(Data records)
==============================

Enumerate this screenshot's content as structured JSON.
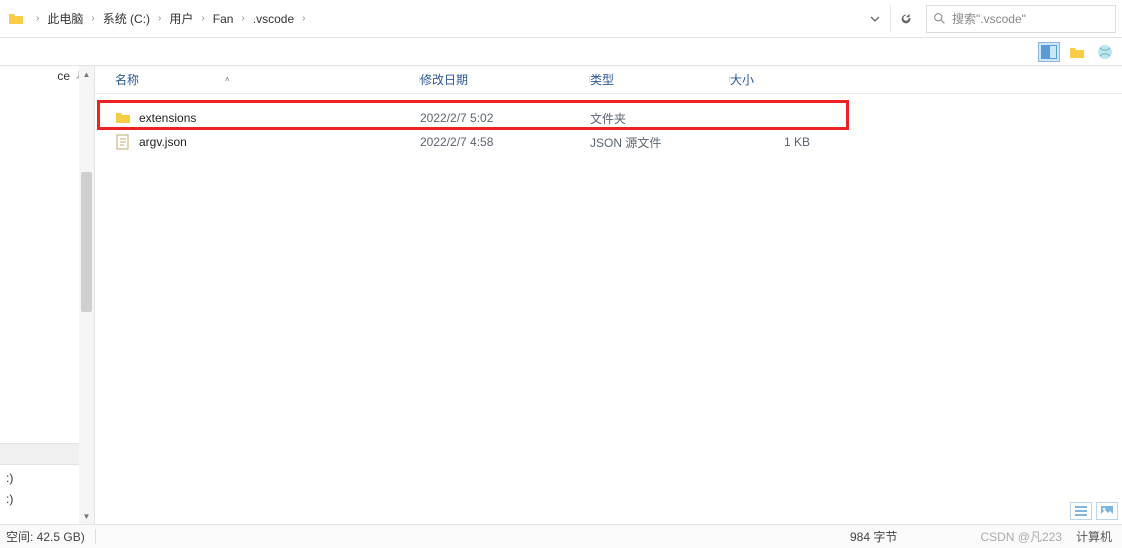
{
  "breadcrumb": {
    "items": [
      "此电脑",
      "系统 (C:)",
      "用户",
      "Fan",
      ".vscode"
    ]
  },
  "search": {
    "placeholder": "搜索\".vscode\""
  },
  "columns": {
    "name": "名称",
    "date": "修改日期",
    "type": "类型",
    "size": "大小"
  },
  "rows": [
    {
      "name": "extensions",
      "date": "2022/2/7 5:02",
      "type": "文件夹",
      "size": "",
      "icon": "folder"
    },
    {
      "name": "argv.json",
      "date": "2022/2/7 4:58",
      "type": "JSON 源文件",
      "size": "1 KB",
      "icon": "json"
    }
  ],
  "left": {
    "item0": "ce",
    "drive1": ":)",
    "drive2": ":)"
  },
  "status": {
    "left": "空间: 42.5 GB)",
    "mid": "984 字节",
    "r1": "CSDN @凡223",
    "r2": "计算机"
  }
}
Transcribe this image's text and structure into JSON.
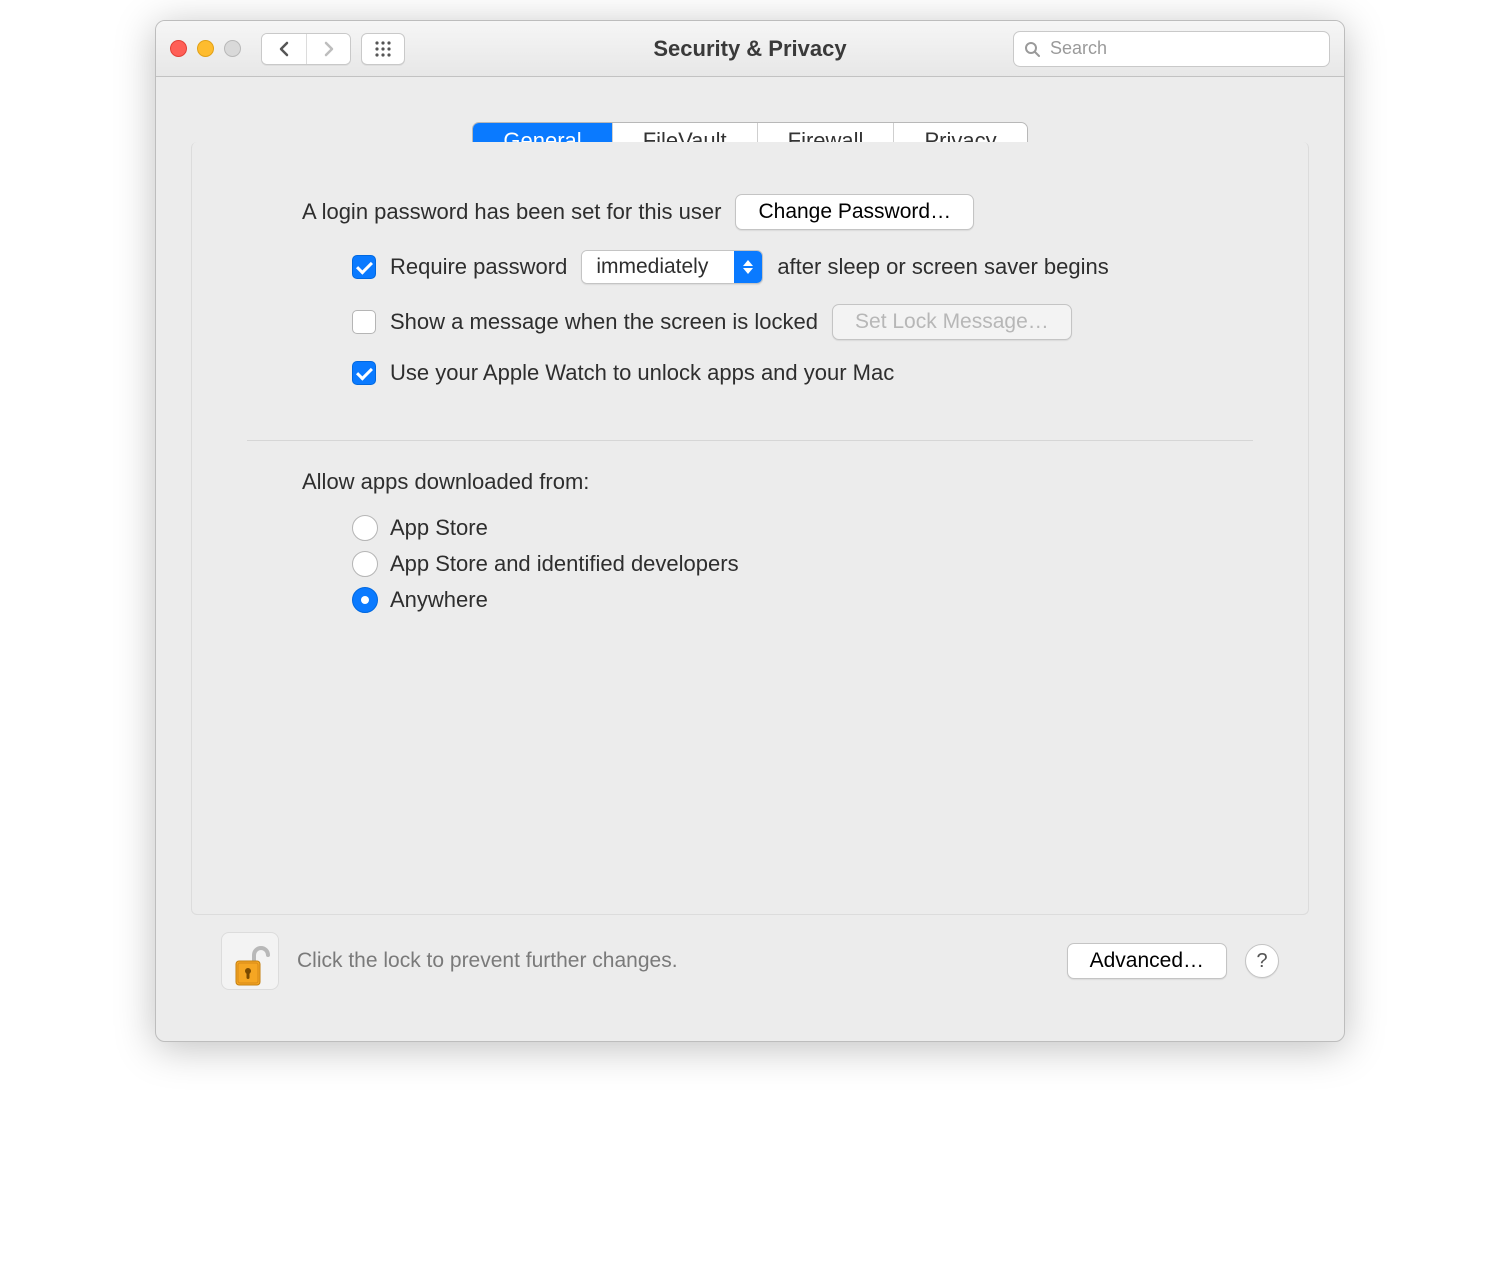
{
  "window": {
    "title": "Security & Privacy"
  },
  "toolbar": {
    "search_placeholder": "Search"
  },
  "tabs": [
    {
      "label": "General",
      "active": true
    },
    {
      "label": "FileVault",
      "active": false
    },
    {
      "label": "Firewall",
      "active": false
    },
    {
      "label": "Privacy",
      "active": false
    }
  ],
  "general": {
    "login_password_set_label": "A login password has been set for this user",
    "change_password_label": "Change Password…",
    "require_password": {
      "checked": true,
      "label_before": "Require password",
      "select_value": "immediately",
      "label_after": "after sleep or screen saver begins"
    },
    "show_lock_message": {
      "checked": false,
      "label": "Show a message when the screen is locked",
      "set_message_label": "Set Lock Message…",
      "set_message_enabled": false
    },
    "apple_watch": {
      "checked": true,
      "label": "Use your Apple Watch to unlock apps and your Mac"
    },
    "allow_apps": {
      "heading": "Allow apps downloaded from:",
      "options": [
        {
          "label": "App Store",
          "selected": false
        },
        {
          "label": "App Store and identified developers",
          "selected": false
        },
        {
          "label": "Anywhere",
          "selected": true
        }
      ]
    }
  },
  "footer": {
    "lock_message": "Click the lock to prevent further changes.",
    "advanced_label": "Advanced…",
    "help_label": "?"
  }
}
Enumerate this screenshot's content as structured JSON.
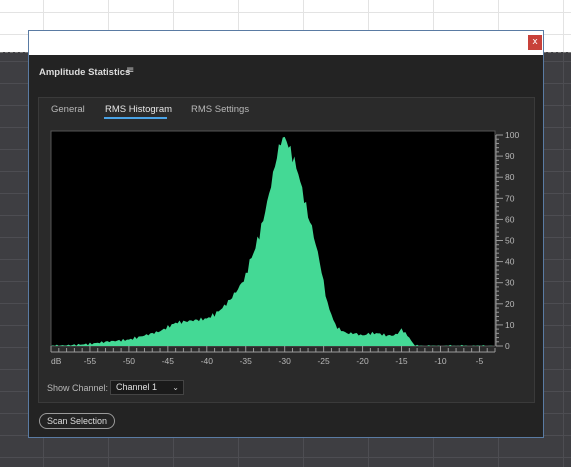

==============================

[TASK INSTRUCTIONS] Identify the lines that contain the string "Privacy", and copy every one of them.

[RESULT OF THIS TASK]
    "title": "Security & Privacy"
      "label": "Privacy",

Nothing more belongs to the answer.